▸ WORK REQUIRED
Find the lines in these entries that include the word "frac" and state how many there are, with no other words.

▸ ITEMS
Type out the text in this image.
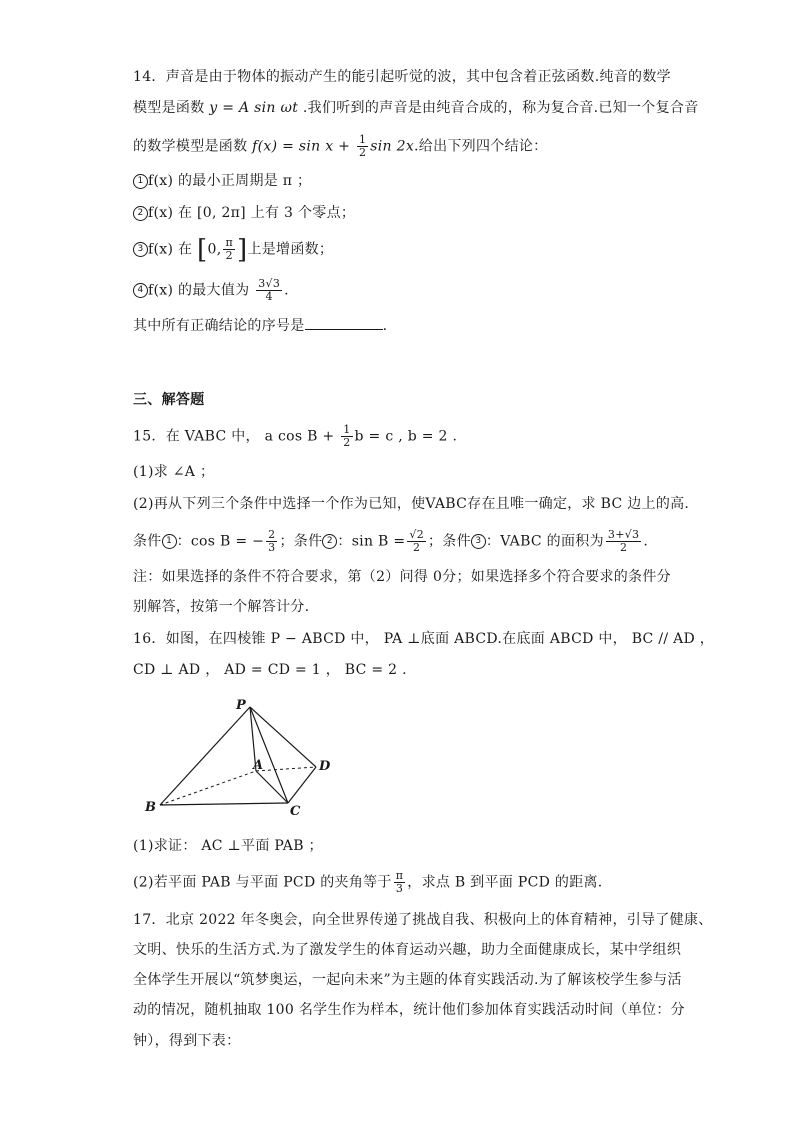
14．声音是由于物体的振动产生的能引起听觉的波，其中包含着正弦函数.纯音的数学
模型是函数 y = A sin ωt .我们听到的声音是由纯音合成的，称为复合音.已知一个复合音
的数学模型是函数 $f(x) = \sin x + \frac{1}{2}$ sin 2x.给出下列四个结论：
1 f(x) 的最小正周期是 π ；
2 f(x) 在 [0, 2π] 上有 3 个零点；
3 f(x) 在 [0, $\frac{\pi}{2}$ ]上是增函数；
4 f(x) 的最大值为 $\frac{3√3}{4}$ .
其中所有正确结论的序号是	.
三、解答题
15．在 VABC 中， a $\cos B + \frac{1}{2}$ b = c , b = 2 .
(1)求 ∠A ；
(2)再从下列三个条件中选择一个作为已知，使VABC存在且唯一确定，求 BC 边上的高.
条件 1 ：cos B = − $\frac{2}{3}$ ；条件 2 ：$\sin B = \frac{√2}{2}$ ；条件 3 ：VABC 的面积为 $\frac{3+√3}{2}$ .
注：如果选择的条件不符合要求，第（2）问得 0分；如果选择多个符合要求的条件分
别解答，按第一个解答计分.
16．如图，在四棱锥 P − ABCD 中， PA ⊥底面 ABCD.在底面 ABCD 中， BC // AD ，
CD ⊥ AD ， AD = CD = 1 ， BC = 2 .
P
A
B	C
D
(1)求证： AC ⊥平面 PAB ；
(2)若平面 PAB 与平面 PCD 的夹角等于 $\frac{\pi}{3}$ ，求点 B 到平面 PCD 的距离.
17．北京 2022 年冬奥会，向全世界传递了挑战自我、积极向上的体育精神，引导了健康、
文明、快乐的生活方式.为了激发学生的体育运动兴趣，助力全面健康成长，某中学组织
全体学生开展以“筑梦奥运，一起向未来”为主题的体育实践活动.为了解该校学生参与活
动的情况，随机抽取 100 名学生作为样本，统计他们参加体育实践活动时间（单位：分
钟），得到下表：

▸ TASK RESPONSE
6